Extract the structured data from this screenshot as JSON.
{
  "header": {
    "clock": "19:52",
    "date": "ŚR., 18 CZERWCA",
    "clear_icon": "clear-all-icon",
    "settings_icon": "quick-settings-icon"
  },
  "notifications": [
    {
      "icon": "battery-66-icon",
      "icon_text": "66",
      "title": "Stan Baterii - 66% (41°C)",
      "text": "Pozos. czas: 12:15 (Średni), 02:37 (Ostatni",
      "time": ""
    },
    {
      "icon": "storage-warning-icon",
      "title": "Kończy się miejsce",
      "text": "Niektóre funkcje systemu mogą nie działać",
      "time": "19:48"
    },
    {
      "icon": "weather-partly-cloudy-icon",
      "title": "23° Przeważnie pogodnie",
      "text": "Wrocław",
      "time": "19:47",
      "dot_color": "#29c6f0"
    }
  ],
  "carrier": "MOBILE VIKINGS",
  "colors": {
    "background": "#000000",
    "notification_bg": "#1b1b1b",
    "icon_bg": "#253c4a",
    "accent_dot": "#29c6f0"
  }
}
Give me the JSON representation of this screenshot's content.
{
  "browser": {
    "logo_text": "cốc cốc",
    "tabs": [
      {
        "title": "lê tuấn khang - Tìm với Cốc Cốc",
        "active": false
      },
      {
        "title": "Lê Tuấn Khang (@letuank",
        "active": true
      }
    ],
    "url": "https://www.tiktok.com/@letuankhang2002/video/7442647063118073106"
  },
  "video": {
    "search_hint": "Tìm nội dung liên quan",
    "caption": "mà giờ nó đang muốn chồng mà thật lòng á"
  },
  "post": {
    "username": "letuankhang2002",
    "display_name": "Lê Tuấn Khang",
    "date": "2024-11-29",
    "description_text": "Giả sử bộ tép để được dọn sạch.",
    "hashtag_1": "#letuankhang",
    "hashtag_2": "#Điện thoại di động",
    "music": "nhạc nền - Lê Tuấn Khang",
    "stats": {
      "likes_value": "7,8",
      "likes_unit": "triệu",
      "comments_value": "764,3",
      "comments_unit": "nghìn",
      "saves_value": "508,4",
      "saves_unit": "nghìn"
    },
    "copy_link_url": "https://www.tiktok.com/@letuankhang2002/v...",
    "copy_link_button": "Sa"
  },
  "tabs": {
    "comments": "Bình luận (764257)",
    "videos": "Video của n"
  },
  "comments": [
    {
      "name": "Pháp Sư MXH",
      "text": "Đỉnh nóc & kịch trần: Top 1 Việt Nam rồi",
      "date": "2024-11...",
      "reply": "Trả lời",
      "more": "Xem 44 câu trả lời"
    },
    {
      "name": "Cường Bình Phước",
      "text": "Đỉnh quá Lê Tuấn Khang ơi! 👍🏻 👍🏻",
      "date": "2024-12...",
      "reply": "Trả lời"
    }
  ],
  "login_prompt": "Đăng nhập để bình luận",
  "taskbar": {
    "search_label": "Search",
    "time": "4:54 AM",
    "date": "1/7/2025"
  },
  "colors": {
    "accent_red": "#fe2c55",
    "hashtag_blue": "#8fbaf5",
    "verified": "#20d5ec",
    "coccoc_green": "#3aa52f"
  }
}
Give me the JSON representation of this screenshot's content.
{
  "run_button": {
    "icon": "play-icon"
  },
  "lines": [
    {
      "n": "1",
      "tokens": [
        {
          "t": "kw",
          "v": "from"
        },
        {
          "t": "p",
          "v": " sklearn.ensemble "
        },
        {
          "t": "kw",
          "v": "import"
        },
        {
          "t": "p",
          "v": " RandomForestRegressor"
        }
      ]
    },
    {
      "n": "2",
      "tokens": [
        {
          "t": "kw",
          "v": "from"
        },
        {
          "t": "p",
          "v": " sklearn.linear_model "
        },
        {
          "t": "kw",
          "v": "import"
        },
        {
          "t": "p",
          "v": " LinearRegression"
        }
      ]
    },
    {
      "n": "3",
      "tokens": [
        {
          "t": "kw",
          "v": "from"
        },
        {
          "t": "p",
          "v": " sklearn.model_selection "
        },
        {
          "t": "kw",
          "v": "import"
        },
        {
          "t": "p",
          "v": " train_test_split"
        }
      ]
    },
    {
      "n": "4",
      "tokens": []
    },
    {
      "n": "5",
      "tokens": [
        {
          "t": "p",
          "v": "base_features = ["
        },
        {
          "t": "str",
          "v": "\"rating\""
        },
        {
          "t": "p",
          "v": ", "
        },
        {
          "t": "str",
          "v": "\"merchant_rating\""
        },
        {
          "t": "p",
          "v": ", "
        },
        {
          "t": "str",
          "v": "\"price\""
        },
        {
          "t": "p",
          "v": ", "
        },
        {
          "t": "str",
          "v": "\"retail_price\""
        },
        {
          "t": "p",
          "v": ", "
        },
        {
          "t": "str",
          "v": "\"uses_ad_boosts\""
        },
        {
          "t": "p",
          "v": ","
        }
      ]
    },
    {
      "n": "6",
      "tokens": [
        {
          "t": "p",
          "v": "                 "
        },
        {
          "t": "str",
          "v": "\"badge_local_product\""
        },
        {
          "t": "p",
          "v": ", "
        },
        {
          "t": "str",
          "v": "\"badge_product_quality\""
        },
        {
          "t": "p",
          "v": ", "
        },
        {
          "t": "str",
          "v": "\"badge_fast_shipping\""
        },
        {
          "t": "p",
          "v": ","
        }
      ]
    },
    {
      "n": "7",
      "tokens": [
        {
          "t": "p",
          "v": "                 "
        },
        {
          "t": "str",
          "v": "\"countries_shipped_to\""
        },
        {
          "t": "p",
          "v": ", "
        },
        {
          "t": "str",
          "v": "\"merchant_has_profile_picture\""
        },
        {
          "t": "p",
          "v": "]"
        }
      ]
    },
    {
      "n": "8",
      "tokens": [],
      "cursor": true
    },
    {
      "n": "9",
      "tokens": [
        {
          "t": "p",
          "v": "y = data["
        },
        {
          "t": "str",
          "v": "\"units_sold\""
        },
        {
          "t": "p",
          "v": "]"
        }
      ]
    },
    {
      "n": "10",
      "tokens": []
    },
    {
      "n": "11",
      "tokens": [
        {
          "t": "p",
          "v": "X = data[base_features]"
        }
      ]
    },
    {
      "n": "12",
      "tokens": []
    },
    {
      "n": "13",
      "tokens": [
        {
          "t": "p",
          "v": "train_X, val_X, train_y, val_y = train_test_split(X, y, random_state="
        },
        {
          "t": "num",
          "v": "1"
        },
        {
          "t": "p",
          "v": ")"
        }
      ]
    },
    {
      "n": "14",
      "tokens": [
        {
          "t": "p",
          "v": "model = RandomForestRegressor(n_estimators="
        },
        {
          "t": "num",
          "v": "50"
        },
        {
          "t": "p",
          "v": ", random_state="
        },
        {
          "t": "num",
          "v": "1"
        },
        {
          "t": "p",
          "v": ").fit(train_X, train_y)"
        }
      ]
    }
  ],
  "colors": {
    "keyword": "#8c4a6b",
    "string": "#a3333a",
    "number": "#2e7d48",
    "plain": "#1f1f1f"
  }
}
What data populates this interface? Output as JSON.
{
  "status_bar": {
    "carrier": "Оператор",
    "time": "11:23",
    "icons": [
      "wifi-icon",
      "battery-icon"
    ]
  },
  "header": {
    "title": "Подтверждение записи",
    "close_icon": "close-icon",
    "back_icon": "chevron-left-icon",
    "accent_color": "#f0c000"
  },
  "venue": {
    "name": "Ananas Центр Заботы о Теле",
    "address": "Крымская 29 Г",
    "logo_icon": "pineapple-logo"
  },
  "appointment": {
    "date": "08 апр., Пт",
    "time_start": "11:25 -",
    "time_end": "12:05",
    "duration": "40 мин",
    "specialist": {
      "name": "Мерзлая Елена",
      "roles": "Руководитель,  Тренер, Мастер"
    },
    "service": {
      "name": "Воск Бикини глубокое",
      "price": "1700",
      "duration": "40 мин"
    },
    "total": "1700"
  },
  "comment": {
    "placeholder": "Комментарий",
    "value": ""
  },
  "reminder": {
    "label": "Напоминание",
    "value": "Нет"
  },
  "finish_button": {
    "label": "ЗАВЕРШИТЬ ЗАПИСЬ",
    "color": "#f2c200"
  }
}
——
REQUIREMENTS: State the count of lines in the data holding the word "RandomForestRegressor", adding nothing to it.

TASK RESPONSE: 2